WHAT TO PRODUCE: Repeat every line exactly, keeping the pictures out of the copy.

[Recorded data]
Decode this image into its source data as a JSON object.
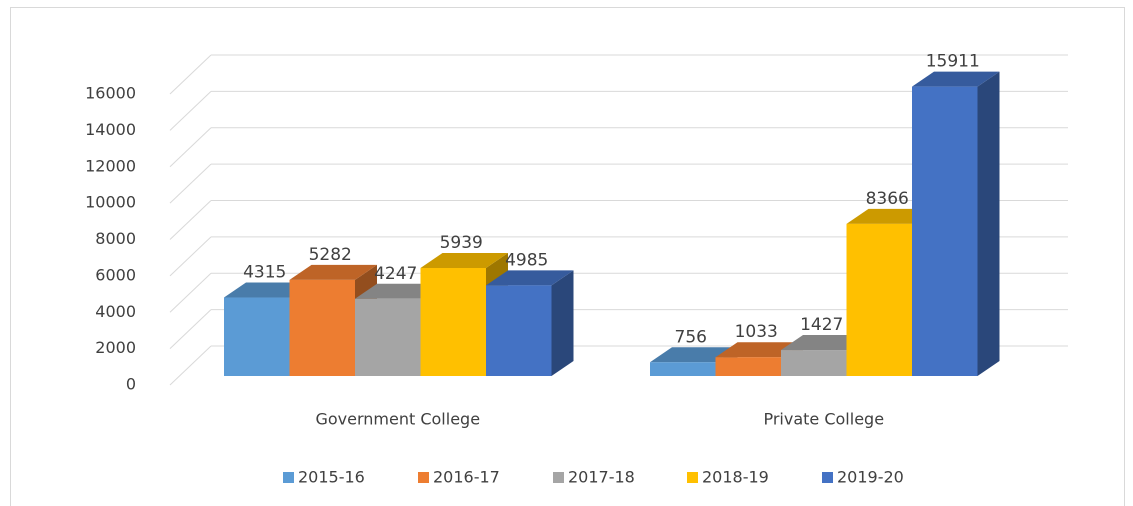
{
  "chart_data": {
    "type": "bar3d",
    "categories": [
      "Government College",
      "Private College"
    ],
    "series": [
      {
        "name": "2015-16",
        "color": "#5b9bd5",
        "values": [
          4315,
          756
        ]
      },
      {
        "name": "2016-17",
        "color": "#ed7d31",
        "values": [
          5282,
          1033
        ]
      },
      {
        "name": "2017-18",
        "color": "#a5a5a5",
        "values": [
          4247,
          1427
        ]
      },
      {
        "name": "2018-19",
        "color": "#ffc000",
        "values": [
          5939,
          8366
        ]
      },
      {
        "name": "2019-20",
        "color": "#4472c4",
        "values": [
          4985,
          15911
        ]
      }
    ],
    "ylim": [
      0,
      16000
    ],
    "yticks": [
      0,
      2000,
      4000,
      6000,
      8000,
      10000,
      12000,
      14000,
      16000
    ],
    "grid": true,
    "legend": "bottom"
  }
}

SOLUTION FOR THIS TASK:
Decode this image into its source data as a JSON object.
{
  "chart_data": {
    "type": "bar3d",
    "categories": [
      "Government College",
      "Private College"
    ],
    "series": [
      {
        "name": "2015-16",
        "color": "#5b9bd5",
        "values": [
          4315,
          756
        ]
      },
      {
        "name": "2016-17",
        "color": "#ed7d31",
        "values": [
          5282,
          1033
        ]
      },
      {
        "name": "2017-18",
        "color": "#a5a5a5",
        "values": [
          4247,
          1427
        ]
      },
      {
        "name": "2018-19",
        "color": "#ffc000",
        "values": [
          5939,
          8366
        ]
      },
      {
        "name": "2019-20",
        "color": "#4472c4",
        "values": [
          4985,
          15911
        ]
      }
    ],
    "ylim": [
      0,
      16000
    ],
    "yticks": [
      0,
      2000,
      4000,
      6000,
      8000,
      10000,
      12000,
      14000,
      16000
    ],
    "grid": true,
    "legend": "bottom"
  }
}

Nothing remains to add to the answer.